= Exercise directions =
Locate every line that holds the string "cinco" and copy it.
::::::::::
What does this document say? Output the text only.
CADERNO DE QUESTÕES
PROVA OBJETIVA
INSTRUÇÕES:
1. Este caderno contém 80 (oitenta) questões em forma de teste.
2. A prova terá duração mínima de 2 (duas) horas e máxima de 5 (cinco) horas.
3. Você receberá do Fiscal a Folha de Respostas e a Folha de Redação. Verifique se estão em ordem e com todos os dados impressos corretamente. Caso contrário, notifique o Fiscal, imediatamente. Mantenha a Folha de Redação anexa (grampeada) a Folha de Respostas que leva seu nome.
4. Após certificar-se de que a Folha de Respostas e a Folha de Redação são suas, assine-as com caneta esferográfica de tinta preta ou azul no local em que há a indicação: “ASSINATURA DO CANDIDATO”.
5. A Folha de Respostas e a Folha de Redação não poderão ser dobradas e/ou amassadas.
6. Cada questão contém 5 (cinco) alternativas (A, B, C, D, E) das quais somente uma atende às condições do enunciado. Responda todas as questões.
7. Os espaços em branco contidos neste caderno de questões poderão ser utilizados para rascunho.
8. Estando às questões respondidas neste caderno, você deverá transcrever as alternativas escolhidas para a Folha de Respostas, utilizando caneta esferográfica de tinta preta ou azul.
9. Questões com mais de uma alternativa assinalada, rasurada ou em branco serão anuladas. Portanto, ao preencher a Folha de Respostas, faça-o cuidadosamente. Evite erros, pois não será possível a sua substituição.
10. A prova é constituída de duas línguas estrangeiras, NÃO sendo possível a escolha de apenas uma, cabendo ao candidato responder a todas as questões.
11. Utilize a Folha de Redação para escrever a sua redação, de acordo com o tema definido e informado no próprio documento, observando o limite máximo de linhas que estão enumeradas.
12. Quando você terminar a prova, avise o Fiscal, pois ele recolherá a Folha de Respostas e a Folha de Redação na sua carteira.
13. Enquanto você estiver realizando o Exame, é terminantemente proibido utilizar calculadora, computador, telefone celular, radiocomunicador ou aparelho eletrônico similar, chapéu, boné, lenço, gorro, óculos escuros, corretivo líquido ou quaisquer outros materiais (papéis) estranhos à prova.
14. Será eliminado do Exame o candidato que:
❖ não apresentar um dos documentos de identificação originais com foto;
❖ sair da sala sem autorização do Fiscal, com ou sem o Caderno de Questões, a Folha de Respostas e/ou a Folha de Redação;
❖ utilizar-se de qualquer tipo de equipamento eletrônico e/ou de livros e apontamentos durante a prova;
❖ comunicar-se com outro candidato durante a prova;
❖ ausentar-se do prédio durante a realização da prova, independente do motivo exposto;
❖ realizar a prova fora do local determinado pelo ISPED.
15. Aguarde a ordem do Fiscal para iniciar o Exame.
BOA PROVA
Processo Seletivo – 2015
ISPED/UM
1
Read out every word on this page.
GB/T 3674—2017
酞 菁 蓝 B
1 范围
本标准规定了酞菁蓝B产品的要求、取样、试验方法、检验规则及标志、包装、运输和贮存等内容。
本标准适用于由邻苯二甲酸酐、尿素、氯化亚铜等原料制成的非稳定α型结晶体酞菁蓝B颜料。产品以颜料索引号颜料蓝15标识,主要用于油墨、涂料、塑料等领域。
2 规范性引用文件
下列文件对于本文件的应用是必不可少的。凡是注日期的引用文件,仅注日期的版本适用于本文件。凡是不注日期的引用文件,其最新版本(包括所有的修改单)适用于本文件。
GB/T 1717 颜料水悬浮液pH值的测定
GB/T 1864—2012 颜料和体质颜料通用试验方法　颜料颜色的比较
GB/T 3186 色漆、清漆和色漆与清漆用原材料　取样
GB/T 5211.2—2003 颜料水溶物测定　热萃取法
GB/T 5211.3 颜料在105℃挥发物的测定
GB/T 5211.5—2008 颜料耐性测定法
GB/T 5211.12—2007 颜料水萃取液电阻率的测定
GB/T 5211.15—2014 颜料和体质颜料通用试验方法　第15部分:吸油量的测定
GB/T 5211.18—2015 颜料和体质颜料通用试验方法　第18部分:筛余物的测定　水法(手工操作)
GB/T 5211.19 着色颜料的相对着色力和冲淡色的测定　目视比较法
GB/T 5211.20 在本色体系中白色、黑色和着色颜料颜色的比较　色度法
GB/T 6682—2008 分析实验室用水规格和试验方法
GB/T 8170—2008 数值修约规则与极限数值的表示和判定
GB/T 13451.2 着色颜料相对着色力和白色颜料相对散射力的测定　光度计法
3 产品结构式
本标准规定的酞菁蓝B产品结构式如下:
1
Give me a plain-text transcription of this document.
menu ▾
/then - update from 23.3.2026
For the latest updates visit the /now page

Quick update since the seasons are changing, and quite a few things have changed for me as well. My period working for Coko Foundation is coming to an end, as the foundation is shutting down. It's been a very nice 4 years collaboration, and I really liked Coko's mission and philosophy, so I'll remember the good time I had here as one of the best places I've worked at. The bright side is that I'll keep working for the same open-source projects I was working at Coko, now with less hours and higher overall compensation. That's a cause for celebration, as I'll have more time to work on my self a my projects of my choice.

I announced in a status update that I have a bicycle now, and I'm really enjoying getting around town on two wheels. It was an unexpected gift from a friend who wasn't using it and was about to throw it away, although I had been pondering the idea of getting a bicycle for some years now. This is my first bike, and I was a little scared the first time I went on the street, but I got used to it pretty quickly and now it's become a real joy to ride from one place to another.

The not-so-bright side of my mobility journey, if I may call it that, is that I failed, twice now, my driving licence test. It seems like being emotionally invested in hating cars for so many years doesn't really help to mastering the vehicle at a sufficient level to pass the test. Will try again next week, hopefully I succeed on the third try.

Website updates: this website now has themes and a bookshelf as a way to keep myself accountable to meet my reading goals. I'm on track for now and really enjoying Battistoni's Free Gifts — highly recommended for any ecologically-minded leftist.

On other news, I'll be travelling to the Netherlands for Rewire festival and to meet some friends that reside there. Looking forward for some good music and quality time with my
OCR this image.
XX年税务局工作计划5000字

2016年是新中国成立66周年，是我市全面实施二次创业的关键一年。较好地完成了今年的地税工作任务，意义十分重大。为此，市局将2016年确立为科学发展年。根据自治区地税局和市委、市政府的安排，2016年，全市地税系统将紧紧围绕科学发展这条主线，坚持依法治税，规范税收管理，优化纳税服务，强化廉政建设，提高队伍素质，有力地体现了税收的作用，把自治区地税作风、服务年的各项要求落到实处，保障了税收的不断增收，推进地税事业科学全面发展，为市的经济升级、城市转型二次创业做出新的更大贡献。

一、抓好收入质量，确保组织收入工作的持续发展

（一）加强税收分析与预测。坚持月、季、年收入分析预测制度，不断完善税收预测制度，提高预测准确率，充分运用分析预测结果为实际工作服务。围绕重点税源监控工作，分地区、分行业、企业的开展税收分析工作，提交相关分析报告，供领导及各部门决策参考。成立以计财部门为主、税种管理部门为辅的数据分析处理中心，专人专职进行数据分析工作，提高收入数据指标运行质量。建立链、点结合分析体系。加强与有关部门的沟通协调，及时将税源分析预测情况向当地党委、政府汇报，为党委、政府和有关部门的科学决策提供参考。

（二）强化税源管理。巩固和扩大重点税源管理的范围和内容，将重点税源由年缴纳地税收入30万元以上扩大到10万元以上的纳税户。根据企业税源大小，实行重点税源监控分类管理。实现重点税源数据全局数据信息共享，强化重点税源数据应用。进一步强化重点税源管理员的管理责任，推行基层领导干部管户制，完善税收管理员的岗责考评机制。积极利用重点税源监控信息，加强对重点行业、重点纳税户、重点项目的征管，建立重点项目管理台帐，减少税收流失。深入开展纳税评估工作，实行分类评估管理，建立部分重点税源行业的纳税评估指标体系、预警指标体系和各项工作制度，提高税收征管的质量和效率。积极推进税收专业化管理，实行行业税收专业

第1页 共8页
::::::::::
= The output =
2. A prova terá duração mínima de 2 (duas) horas e máxima de 5 (cinco) horas.
6. Cada questão contém 5 (cinco) alternativas (A, B, C, D, E) das quais somente uma atende às condições do enunciado. Responda todas as questões.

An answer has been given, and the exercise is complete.